Extracts from a graphics dataset:
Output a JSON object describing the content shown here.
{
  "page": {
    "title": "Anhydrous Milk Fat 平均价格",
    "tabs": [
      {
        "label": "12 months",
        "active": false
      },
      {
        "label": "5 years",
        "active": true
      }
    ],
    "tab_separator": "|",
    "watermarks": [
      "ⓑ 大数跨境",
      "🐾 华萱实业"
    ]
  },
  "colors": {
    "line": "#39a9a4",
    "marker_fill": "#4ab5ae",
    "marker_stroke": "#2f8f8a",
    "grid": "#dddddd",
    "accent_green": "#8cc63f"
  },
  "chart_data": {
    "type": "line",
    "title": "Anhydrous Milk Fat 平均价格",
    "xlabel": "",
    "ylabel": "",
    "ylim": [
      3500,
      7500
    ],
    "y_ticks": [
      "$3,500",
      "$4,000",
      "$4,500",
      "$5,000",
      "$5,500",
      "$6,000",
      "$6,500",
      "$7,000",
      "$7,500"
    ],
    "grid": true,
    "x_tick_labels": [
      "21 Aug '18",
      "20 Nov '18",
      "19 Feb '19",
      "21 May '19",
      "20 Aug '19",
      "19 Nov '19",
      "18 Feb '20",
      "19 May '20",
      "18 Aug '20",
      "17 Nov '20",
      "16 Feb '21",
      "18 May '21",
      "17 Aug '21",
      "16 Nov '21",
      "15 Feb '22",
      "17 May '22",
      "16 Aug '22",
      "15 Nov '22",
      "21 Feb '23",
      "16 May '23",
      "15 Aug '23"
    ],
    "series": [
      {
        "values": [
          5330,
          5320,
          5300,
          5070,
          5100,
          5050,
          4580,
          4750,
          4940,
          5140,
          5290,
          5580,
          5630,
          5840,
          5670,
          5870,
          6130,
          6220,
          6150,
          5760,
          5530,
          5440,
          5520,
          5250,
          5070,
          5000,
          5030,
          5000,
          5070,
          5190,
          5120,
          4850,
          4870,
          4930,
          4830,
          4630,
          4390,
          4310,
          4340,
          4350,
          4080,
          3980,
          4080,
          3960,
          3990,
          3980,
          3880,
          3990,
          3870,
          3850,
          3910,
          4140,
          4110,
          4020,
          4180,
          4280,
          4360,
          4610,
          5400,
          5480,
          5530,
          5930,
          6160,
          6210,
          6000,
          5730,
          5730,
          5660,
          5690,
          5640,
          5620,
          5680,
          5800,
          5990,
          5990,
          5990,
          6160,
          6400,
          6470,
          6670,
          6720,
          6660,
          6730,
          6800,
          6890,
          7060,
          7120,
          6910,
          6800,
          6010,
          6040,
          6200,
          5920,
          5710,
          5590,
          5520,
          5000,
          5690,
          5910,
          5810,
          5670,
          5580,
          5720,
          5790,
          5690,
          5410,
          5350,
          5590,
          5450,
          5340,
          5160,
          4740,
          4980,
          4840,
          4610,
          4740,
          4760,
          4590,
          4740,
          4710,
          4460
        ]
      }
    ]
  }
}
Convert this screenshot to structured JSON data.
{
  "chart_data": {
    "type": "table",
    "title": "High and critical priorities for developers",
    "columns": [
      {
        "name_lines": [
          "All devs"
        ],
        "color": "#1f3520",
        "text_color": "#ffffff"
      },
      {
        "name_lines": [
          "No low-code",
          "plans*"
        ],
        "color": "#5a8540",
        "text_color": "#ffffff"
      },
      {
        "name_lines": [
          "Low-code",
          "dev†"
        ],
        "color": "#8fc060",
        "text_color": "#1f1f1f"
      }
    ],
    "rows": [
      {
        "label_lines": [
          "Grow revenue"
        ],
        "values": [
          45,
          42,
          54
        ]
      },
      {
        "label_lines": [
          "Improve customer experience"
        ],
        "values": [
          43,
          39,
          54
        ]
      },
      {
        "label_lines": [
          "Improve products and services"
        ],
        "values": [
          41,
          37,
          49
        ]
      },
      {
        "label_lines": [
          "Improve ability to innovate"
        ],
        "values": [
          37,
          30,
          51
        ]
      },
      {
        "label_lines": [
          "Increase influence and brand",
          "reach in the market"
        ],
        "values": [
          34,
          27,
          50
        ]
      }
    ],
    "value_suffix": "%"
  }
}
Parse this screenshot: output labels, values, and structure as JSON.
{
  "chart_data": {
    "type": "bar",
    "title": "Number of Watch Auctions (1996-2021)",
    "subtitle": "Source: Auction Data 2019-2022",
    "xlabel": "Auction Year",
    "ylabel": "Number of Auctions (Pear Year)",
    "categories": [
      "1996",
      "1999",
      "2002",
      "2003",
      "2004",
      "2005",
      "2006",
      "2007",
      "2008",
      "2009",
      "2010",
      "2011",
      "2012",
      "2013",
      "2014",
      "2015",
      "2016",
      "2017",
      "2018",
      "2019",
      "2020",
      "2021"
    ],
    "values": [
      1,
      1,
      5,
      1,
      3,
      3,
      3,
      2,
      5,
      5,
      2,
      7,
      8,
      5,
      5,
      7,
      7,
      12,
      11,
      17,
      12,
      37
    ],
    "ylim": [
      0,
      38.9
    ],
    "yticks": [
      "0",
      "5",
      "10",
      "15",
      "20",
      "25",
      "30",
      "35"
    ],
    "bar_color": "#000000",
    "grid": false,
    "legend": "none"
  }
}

- [Instruction]: Search the lines above for the string "JSON", then show every one that has it.

- [Correct output]:
Output a JSON object describing the content shown here.
Convert this screenshot to structured JSON data.
Parse this screenshot: output labels, values, and structure as JSON.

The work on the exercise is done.